EXERCISE AIM
Determine how many lines of this material contain "text". Give only the number.

DATASET RECORDS
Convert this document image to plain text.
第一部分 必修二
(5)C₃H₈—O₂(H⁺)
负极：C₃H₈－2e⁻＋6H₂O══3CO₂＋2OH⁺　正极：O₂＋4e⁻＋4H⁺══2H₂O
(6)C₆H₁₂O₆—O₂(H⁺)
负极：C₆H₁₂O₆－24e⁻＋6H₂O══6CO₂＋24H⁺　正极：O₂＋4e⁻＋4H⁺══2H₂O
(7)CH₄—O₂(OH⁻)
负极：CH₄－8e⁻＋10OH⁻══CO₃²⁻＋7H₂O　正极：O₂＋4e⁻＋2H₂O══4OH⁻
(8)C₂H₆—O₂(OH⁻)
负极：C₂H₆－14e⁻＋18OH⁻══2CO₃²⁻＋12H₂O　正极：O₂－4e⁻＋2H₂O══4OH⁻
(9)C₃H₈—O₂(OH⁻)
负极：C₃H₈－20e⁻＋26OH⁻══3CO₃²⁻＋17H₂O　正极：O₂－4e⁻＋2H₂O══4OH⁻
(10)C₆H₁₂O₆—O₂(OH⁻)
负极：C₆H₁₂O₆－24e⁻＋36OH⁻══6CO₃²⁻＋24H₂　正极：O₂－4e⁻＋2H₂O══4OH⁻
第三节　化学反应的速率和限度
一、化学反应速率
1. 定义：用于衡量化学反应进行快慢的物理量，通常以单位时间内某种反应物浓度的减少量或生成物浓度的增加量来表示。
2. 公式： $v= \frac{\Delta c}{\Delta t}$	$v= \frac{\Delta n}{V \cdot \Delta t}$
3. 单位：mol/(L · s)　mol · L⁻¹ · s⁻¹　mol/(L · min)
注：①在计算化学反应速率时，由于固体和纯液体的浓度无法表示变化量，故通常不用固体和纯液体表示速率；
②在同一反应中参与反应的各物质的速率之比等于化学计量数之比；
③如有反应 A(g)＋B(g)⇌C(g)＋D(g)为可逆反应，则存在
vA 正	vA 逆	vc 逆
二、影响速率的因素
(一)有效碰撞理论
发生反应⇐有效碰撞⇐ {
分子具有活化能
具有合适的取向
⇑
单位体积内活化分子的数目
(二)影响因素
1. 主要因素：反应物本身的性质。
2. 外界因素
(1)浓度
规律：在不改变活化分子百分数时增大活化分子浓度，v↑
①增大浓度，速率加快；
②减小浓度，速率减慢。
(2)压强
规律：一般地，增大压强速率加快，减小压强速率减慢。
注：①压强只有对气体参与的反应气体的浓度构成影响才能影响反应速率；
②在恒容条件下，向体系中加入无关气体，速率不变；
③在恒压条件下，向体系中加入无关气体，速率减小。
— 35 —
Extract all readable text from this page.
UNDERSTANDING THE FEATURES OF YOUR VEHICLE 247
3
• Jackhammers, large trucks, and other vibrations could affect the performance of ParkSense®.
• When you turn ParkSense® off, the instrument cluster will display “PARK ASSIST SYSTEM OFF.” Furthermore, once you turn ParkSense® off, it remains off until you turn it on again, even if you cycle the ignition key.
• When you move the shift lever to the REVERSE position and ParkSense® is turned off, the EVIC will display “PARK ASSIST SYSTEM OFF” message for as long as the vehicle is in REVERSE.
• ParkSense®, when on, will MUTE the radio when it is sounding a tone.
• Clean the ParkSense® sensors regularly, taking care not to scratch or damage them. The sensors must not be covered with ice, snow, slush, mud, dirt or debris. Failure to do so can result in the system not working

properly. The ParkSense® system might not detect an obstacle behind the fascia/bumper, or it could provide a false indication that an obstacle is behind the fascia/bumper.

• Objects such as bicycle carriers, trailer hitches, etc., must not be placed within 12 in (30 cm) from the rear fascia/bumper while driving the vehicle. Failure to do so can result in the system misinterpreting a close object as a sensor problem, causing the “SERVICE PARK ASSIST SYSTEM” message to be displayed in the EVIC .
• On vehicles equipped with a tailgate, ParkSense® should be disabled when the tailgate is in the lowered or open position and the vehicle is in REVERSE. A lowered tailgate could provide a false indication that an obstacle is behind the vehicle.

* * *

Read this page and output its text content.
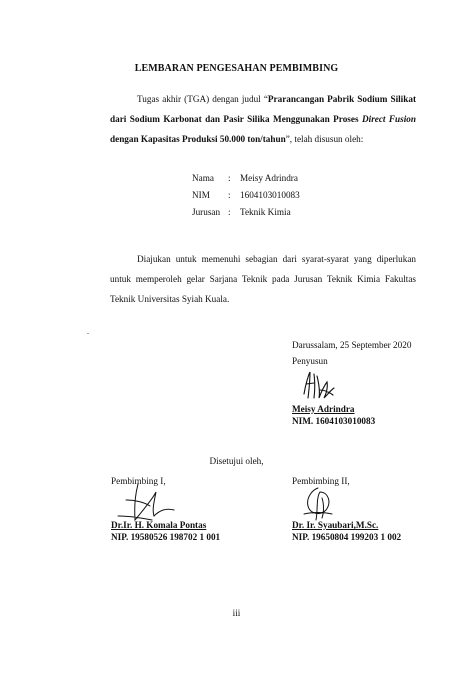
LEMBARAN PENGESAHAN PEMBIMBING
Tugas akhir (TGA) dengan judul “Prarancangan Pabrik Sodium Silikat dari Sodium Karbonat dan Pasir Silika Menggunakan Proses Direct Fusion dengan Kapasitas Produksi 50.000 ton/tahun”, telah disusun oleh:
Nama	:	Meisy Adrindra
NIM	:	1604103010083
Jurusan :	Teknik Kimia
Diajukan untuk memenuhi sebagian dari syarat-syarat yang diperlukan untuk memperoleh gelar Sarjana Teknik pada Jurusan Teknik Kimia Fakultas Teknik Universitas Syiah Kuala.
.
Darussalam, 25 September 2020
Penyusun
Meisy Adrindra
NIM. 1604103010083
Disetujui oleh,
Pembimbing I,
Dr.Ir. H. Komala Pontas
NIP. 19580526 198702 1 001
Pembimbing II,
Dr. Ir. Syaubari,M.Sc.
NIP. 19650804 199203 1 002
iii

--

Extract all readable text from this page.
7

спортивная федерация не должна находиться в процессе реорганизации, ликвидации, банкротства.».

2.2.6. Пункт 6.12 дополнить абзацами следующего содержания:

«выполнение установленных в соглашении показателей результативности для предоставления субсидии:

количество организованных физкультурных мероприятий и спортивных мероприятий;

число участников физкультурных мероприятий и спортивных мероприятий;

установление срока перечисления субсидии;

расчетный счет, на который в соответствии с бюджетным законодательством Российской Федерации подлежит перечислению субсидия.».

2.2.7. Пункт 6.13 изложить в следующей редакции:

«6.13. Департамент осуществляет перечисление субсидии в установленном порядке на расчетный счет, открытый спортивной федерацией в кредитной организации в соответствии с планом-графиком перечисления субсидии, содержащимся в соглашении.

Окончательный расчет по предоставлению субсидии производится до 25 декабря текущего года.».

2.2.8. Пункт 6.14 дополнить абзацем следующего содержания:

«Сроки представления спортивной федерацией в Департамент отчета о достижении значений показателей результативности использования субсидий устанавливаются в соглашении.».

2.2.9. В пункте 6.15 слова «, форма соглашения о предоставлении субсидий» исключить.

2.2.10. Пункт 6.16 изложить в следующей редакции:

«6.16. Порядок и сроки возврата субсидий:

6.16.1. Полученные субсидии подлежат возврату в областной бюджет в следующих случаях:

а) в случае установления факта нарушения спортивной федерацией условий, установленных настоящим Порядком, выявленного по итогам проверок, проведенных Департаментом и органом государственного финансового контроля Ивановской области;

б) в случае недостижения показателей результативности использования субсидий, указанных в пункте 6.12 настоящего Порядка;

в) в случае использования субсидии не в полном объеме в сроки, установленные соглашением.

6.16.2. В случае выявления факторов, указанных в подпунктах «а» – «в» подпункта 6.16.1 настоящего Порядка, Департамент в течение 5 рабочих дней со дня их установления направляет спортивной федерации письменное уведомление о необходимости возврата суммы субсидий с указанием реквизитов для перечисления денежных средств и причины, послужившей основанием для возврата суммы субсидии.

THE SOLUTION
4